> **OBJECTIVE**: Below are some records; repeat them all exactly, minus the pictures.

-- start RAW RECORDS --

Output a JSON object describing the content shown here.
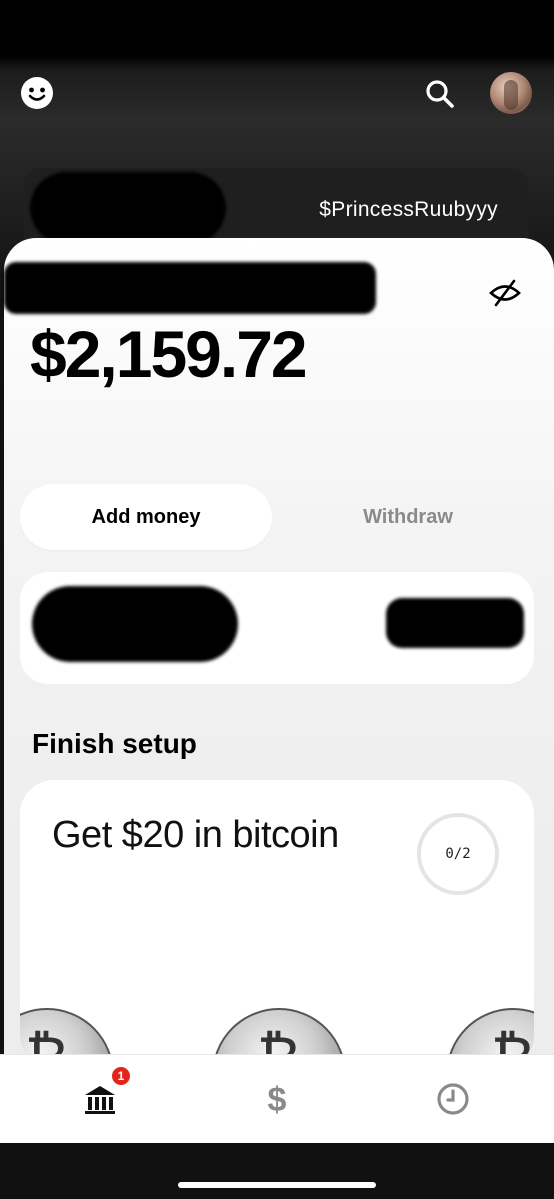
{
  "header": {
    "profile_icon": "smiley-icon",
    "search_icon": "search-icon",
    "avatar_icon": "avatar"
  },
  "account": {
    "cashtag": "$PrincessRuubyyy"
  },
  "balance": {
    "amount": "$2,159.72",
    "privacy_icon": "eye-slash-icon"
  },
  "actions": {
    "add_money": "Add money",
    "withdraw": "Withdraw"
  },
  "setup": {
    "section_title": "Finish setup",
    "card_title": "Get $20 in bitcoin",
    "progress_label": "0/2",
    "progress_completed": 0,
    "progress_total": 2
  },
  "tabbar": {
    "items": [
      {
        "icon": "bank-icon",
        "badge": "1"
      },
      {
        "icon": "dollar-icon"
      },
      {
        "icon": "clock-icon"
      }
    ]
  },
  "colors": {
    "badge": "#e1251b",
    "background_dark": "#000000"
  }
}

-- end RAW RECORDS --

> **REPLY**:
Output a JSON object describing the content shown here.
{
  "header": {
    "profile_icon": "smiley-icon",
    "search_icon": "search-icon",
    "avatar_icon": "avatar"
  },
  "account": {
    "cashtag": "$PrincessRuubyyy"
  },
  "balance": {
    "amount": "$2,159.72",
    "privacy_icon": "eye-slash-icon"
  },
  "actions": {
    "add_money": "Add money",
    "withdraw": "Withdraw"
  },
  "setup": {
    "section_title": "Finish setup",
    "card_title": "Get $20 in bitcoin",
    "progress_label": "0/2",
    "progress_completed": 0,
    "progress_total": 2
  },
  "tabbar": {
    "items": [
      {
        "icon": "bank-icon",
        "badge": "1"
      },
      {
        "icon": "dollar-icon"
      },
      {
        "icon": "clock-icon"
      }
    ]
  },
  "colors": {
    "badge": "#e1251b",
    "background_dark": "#000000"
  }
}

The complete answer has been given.